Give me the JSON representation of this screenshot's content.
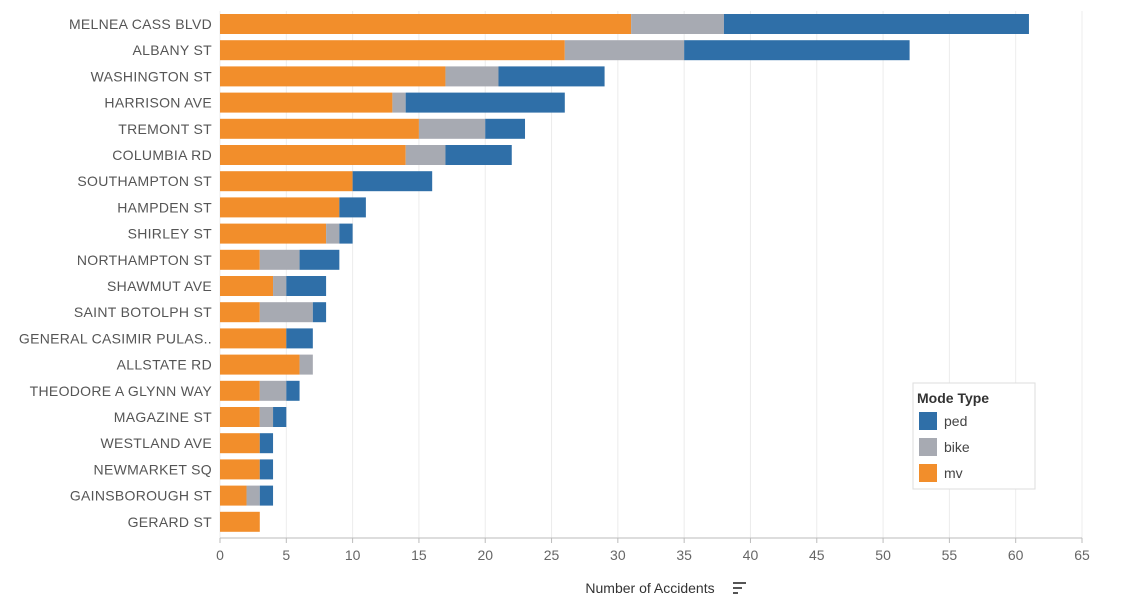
{
  "chart_data": {
    "type": "bar",
    "orientation": "horizontal",
    "stacked": true,
    "title": "",
    "xlabel": "Number of Accidents",
    "ylabel": "",
    "xlim": [
      0,
      65
    ],
    "xticks": [
      0,
      5,
      10,
      15,
      20,
      25,
      30,
      35,
      40,
      45,
      50,
      55,
      60,
      65
    ],
    "grid": "vertical",
    "legend": {
      "title": "Mode Type",
      "placement": "bottom-right"
    },
    "categories": [
      "MELNEA CASS BLVD",
      "ALBANY ST",
      "WASHINGTON ST",
      "HARRISON AVE",
      "TREMONT ST",
      "COLUMBIA RD",
      "SOUTHAMPTON ST",
      "HAMPDEN ST",
      "SHIRLEY ST",
      "NORTHAMPTON ST",
      "SHAWMUT AVE",
      "SAINT BOTOLPH ST",
      "GENERAL CASIMIR PULAS..",
      "ALLSTATE RD",
      "THEODORE A GLYNN WAY",
      "MAGAZINE ST",
      "WESTLAND AVE",
      "NEWMARKET SQ",
      "GAINSBOROUGH ST",
      "GERARD ST"
    ],
    "series": [
      {
        "name": "mv",
        "color": "#f28e2b",
        "values": [
          31,
          26,
          17,
          13,
          15,
          14,
          10,
          9,
          8,
          3,
          4,
          3,
          5,
          6,
          3,
          3,
          3,
          3,
          2,
          3
        ]
      },
      {
        "name": "bike",
        "color": "#a7aab2",
        "values": [
          7,
          9,
          4,
          1,
          5,
          3,
          0,
          0,
          1,
          3,
          1,
          4,
          0,
          1,
          2,
          1,
          0,
          0,
          1,
          0
        ]
      },
      {
        "name": "ped",
        "color": "#2f6fa8",
        "values": [
          23,
          17,
          8,
          12,
          3,
          5,
          6,
          2,
          1,
          3,
          3,
          1,
          2,
          0,
          1,
          1,
          1,
          1,
          1,
          0
        ]
      }
    ],
    "legend_order": [
      "ped",
      "bike",
      "mv"
    ],
    "sort_icon": "sort-descending-icon"
  }
}
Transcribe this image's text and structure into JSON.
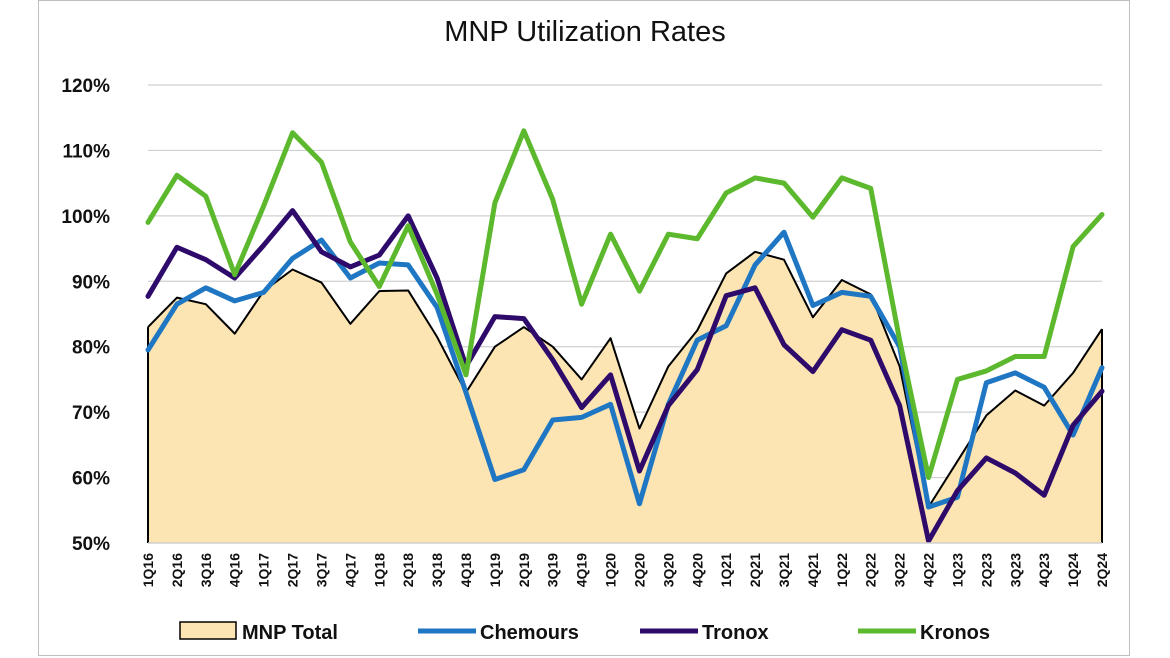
{
  "chart_data": {
    "type": "area",
    "title": "MNP Utilization Rates",
    "xlabel": "",
    "ylabel": "",
    "ylim": [
      0.5,
      1.2
    ],
    "yticks": [
      0.5,
      0.6,
      0.7,
      0.8,
      0.9,
      1.0,
      1.1,
      1.2
    ],
    "ytick_labels": [
      "50%",
      "60%",
      "70%",
      "80%",
      "90%",
      "100%",
      "110%",
      "120%"
    ],
    "grid": "horizontal",
    "legend_position": "bottom",
    "categories": [
      "1Q16",
      "2Q16",
      "3Q16",
      "4Q16",
      "1Q17",
      "2Q17",
      "3Q17",
      "4Q17",
      "1Q18",
      "2Q18",
      "3Q18",
      "4Q18",
      "1Q19",
      "2Q19",
      "3Q19",
      "4Q19",
      "1Q20",
      "2Q20",
      "3Q20",
      "4Q20",
      "1Q21",
      "2Q21",
      "3Q21",
      "4Q21",
      "1Q22",
      "2Q22",
      "3Q22",
      "4Q22",
      "1Q23",
      "2Q23",
      "3Q23",
      "4Q23",
      "1Q24",
      "2Q24"
    ],
    "series": [
      {
        "name": "MNP Total",
        "kind": "area",
        "color": "#fce4b3",
        "edge_color": "#000000",
        "values": [
          0.83,
          0.875,
          0.865,
          0.82,
          0.885,
          0.918,
          0.898,
          0.835,
          0.885,
          0.886,
          0.815,
          0.73,
          0.8,
          0.83,
          0.8,
          0.75,
          0.813,
          0.675,
          0.77,
          0.825,
          0.912,
          0.945,
          0.933,
          0.845,
          0.902,
          0.88,
          0.77,
          0.555,
          0.625,
          0.695,
          0.733,
          0.71,
          0.76,
          0.827
        ]
      },
      {
        "name": "Chemours",
        "kind": "line",
        "color": "#1f77c4",
        "values": [
          0.795,
          0.865,
          0.89,
          0.87,
          0.883,
          0.935,
          0.963,
          0.905,
          0.928,
          0.925,
          0.86,
          0.73,
          0.597,
          0.612,
          0.688,
          0.692,
          0.712,
          0.56,
          0.712,
          0.81,
          0.832,
          0.925,
          0.975,
          0.863,
          0.883,
          0.877,
          0.8,
          0.555,
          0.57,
          0.745,
          0.76,
          0.738,
          0.665,
          0.768
        ]
      },
      {
        "name": "Tronox",
        "kind": "line",
        "color": "#2e0a6b",
        "values": [
          0.877,
          0.952,
          0.933,
          0.905,
          0.955,
          1.008,
          0.945,
          0.922,
          0.94,
          1.0,
          0.905,
          0.77,
          0.846,
          0.843,
          0.78,
          0.707,
          0.757,
          0.61,
          0.71,
          0.765,
          0.878,
          0.89,
          0.803,
          0.762,
          0.826,
          0.81,
          0.71,
          0.503,
          0.58,
          0.63,
          0.607,
          0.573,
          0.68,
          0.732
        ]
      },
      {
        "name": "Kronos",
        "kind": "line",
        "color": "#5cb82c",
        "values": [
          0.99,
          1.062,
          1.03,
          0.91,
          1.015,
          1.127,
          1.082,
          0.96,
          0.892,
          0.985,
          0.88,
          0.757,
          1.02,
          1.13,
          1.025,
          0.865,
          0.972,
          0.885,
          0.972,
          0.965,
          1.035,
          1.058,
          1.05,
          0.998,
          1.058,
          1.042,
          0.81,
          0.6,
          0.75,
          0.763,
          0.785,
          0.785,
          0.953,
          1.002
        ]
      }
    ]
  }
}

:::::

### WRITTEN INSTRUCTION
Out of the records, collect only those lines that contain the string "title".

### RESULT FOR THIS EXERCISE
    "title": "",
      "title": "Mode Type",
    "title": "MNP Utilization Rates",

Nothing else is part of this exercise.